Exercise goal: Extract all lines in the data that contain the word "inverting".

Records for the exercise:
▼▼▼
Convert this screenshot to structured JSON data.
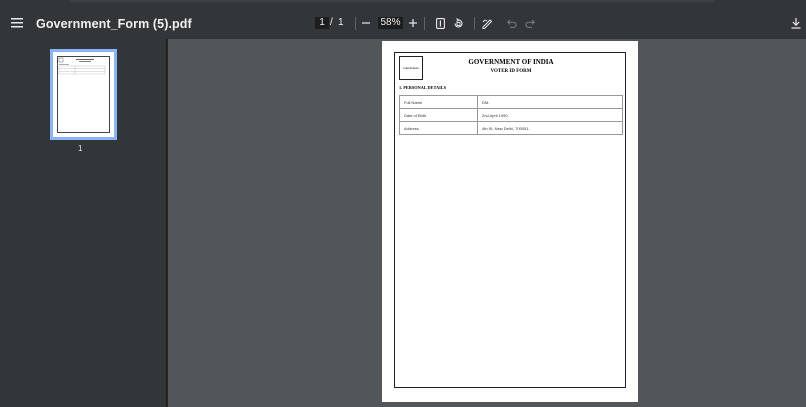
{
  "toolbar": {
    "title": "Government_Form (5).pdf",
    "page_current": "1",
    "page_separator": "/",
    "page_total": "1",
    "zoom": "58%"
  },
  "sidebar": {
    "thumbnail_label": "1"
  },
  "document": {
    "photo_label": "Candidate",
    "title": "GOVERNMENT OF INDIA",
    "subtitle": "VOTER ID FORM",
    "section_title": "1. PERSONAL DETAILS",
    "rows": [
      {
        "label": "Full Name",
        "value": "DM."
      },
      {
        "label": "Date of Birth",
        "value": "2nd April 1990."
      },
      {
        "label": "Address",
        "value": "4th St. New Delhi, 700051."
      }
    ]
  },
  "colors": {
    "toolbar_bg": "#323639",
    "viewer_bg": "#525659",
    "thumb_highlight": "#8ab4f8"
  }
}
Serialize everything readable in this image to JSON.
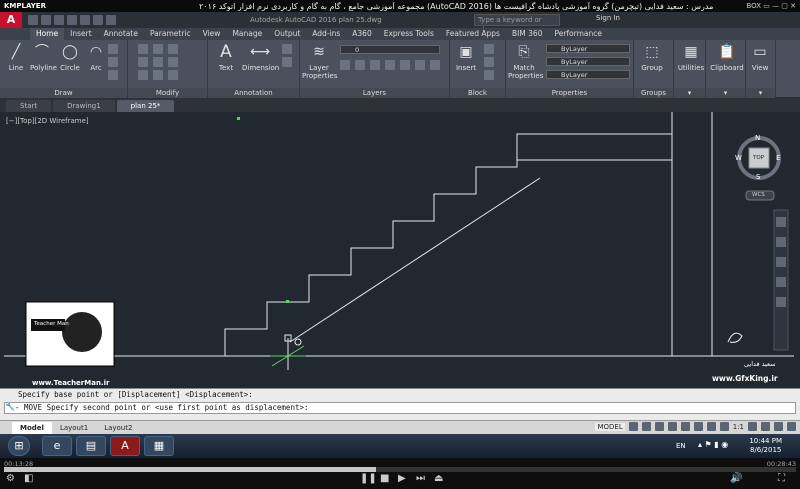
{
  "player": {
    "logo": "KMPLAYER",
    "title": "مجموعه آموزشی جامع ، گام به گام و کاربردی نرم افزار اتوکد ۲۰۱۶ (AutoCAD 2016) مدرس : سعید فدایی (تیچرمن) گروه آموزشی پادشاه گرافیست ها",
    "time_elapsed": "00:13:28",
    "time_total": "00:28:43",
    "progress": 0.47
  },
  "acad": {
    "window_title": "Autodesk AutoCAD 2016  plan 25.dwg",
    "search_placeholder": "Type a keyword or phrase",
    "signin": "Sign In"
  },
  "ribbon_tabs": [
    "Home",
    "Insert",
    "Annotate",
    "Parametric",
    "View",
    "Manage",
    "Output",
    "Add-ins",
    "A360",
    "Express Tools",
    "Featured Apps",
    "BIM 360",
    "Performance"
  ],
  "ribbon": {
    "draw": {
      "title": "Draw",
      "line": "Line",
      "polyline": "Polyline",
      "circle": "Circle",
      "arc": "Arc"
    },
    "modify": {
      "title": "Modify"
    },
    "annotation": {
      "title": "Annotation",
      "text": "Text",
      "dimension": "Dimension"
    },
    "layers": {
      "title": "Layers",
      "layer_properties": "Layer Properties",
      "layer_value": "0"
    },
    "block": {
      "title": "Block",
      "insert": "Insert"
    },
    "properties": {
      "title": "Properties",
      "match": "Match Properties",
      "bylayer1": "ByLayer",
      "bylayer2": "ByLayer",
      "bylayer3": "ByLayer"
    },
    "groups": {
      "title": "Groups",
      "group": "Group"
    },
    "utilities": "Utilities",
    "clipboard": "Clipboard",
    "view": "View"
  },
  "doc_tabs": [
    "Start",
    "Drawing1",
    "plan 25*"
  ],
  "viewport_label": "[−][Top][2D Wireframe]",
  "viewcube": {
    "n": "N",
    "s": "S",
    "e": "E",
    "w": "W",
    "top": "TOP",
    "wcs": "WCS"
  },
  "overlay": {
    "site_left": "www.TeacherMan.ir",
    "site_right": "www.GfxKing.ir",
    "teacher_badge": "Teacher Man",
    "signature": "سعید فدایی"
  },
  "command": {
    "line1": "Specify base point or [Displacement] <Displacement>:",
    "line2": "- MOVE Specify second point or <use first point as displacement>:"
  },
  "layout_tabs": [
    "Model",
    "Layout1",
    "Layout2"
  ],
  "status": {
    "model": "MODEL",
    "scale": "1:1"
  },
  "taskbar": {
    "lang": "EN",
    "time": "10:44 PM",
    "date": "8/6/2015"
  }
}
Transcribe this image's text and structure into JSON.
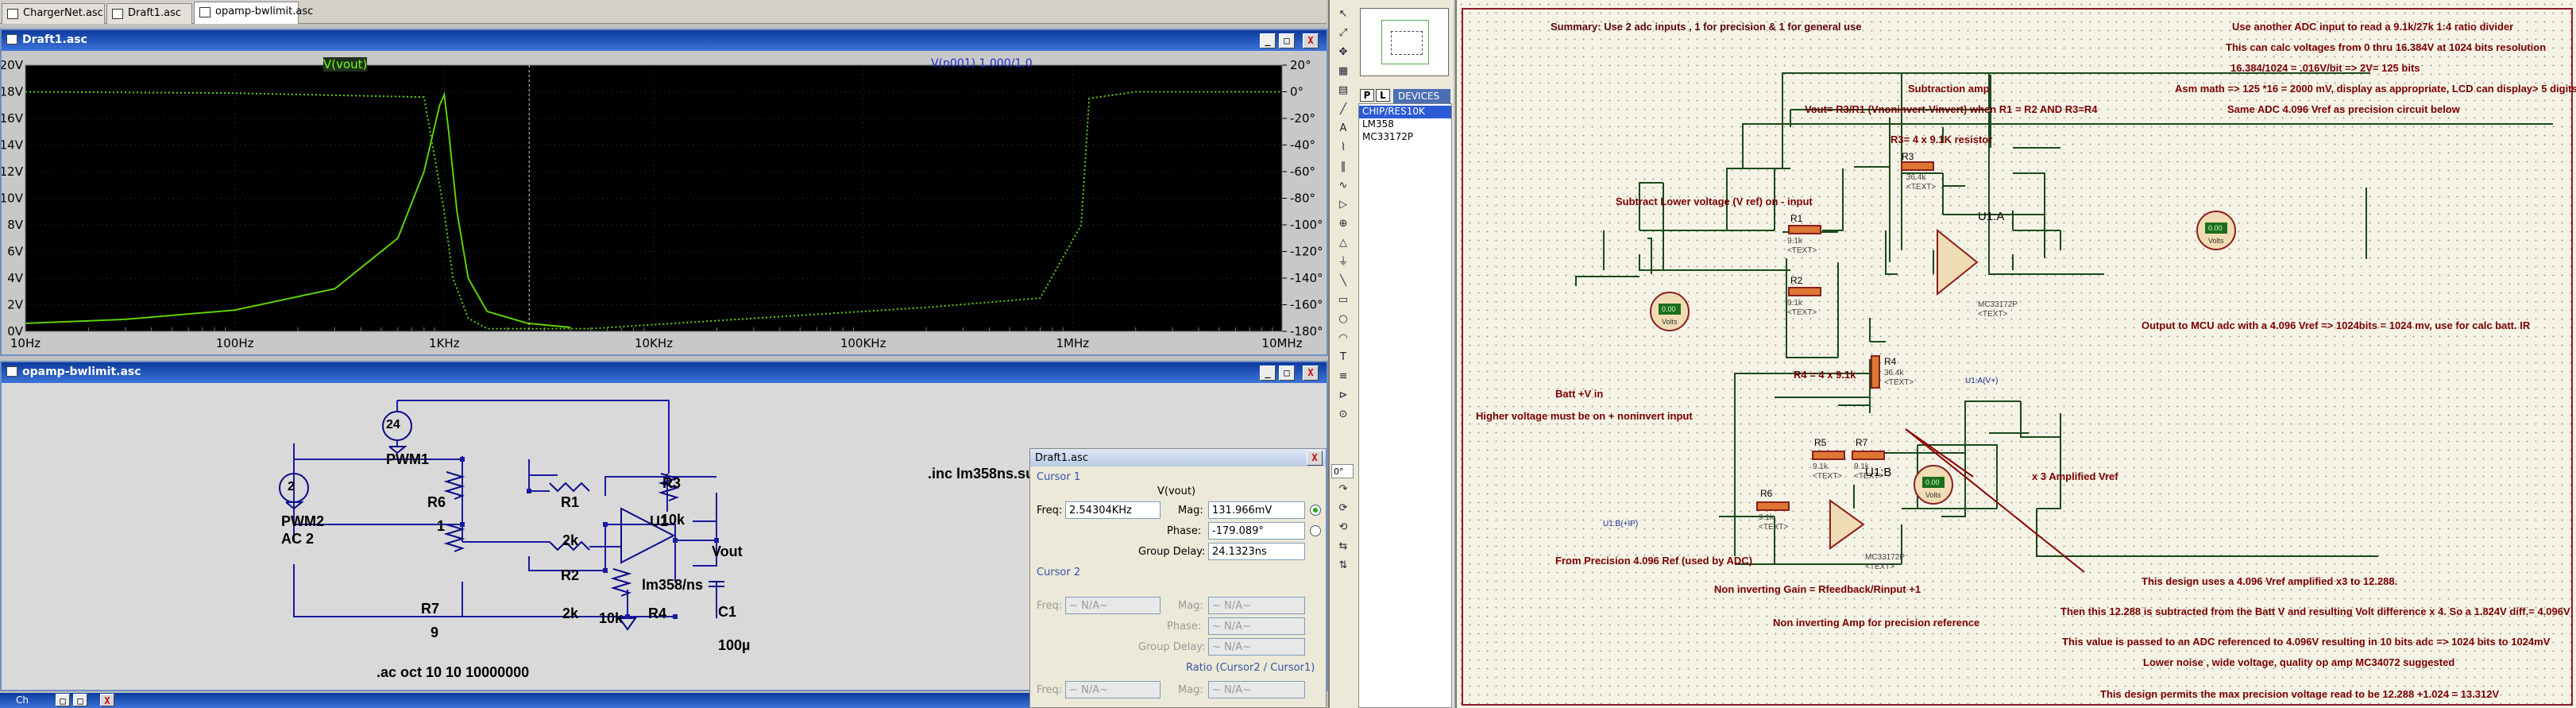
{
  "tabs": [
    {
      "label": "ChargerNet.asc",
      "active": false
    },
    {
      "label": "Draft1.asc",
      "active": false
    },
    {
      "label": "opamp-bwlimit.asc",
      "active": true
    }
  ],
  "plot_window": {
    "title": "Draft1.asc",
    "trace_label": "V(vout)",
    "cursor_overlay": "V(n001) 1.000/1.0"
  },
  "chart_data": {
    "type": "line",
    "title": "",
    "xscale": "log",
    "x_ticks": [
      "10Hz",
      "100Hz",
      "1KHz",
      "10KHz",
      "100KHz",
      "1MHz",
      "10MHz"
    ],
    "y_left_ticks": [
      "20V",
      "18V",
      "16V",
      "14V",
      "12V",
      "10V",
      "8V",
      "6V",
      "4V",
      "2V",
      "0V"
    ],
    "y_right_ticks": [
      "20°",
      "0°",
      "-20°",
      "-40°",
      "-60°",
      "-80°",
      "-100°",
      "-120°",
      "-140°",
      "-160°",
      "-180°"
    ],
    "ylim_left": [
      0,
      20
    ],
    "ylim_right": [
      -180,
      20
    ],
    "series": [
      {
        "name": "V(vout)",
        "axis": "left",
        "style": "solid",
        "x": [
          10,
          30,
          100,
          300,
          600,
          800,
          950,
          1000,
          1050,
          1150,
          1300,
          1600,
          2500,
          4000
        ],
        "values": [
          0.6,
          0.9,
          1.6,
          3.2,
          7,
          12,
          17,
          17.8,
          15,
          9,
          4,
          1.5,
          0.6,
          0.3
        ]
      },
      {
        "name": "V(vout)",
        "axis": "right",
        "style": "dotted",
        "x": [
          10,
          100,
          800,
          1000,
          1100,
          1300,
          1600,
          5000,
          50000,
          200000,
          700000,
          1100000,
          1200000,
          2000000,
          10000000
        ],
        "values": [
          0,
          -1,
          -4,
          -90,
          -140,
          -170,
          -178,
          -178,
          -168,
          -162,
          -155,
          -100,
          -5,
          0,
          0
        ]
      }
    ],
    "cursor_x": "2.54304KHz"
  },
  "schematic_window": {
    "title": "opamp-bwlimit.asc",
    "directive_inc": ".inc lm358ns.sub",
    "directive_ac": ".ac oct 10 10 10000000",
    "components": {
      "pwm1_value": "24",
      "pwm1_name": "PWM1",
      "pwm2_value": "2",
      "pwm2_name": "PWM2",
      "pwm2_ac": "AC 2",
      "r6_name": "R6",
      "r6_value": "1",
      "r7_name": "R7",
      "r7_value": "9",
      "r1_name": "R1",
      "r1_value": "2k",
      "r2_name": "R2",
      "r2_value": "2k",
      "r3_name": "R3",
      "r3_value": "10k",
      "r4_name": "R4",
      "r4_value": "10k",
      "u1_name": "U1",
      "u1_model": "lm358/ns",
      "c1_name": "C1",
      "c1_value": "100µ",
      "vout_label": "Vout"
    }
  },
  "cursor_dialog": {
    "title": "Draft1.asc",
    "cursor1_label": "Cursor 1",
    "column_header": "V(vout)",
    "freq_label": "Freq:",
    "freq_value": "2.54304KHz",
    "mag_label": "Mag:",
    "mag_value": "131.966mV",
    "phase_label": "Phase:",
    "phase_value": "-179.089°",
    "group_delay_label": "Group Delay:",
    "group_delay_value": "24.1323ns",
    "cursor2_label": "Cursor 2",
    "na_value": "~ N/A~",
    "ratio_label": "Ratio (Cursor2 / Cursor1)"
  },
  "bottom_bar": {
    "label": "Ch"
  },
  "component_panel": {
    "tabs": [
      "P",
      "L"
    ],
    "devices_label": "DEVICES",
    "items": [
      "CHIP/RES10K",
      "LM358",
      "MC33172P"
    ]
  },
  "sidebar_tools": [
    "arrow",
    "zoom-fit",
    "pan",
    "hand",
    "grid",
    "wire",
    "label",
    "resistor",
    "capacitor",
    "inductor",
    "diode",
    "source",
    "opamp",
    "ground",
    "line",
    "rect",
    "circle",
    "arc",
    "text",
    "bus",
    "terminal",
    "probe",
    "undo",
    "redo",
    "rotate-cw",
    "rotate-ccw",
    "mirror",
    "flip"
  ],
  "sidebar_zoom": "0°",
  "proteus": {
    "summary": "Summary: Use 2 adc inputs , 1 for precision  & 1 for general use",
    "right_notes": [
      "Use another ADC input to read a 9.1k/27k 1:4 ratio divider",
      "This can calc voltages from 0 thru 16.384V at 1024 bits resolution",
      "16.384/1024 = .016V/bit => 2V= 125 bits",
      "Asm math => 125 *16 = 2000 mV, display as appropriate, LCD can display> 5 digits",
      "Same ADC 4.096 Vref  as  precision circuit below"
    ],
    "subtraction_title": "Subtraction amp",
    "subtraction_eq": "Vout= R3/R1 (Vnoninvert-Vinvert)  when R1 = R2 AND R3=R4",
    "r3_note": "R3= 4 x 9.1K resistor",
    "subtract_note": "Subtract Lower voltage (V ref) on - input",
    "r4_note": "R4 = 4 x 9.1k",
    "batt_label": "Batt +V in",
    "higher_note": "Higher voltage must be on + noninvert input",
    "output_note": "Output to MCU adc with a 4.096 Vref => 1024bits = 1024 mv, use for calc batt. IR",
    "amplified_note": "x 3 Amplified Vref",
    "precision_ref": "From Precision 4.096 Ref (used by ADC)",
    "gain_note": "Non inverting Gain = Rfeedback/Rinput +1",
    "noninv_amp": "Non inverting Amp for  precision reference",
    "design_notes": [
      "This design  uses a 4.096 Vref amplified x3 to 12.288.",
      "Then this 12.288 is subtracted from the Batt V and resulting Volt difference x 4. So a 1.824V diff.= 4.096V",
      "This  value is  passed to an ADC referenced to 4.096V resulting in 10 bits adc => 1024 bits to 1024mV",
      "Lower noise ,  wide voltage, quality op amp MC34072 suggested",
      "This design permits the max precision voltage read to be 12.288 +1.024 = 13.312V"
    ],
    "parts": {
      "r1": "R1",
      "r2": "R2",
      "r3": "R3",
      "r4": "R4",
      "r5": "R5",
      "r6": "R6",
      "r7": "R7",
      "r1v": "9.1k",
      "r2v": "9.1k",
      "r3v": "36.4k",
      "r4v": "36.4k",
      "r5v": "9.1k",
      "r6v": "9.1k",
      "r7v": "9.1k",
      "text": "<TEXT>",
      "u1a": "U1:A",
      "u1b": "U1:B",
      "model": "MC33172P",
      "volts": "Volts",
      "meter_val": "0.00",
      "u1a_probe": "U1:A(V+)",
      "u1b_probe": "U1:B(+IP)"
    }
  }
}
▲▲▲
Response to the exercise:
    "gain_note": "Non inverting Gain = Rfeedback/Rinput +1",
    "noninv_amp": "Non inverting Amp for  precision reference",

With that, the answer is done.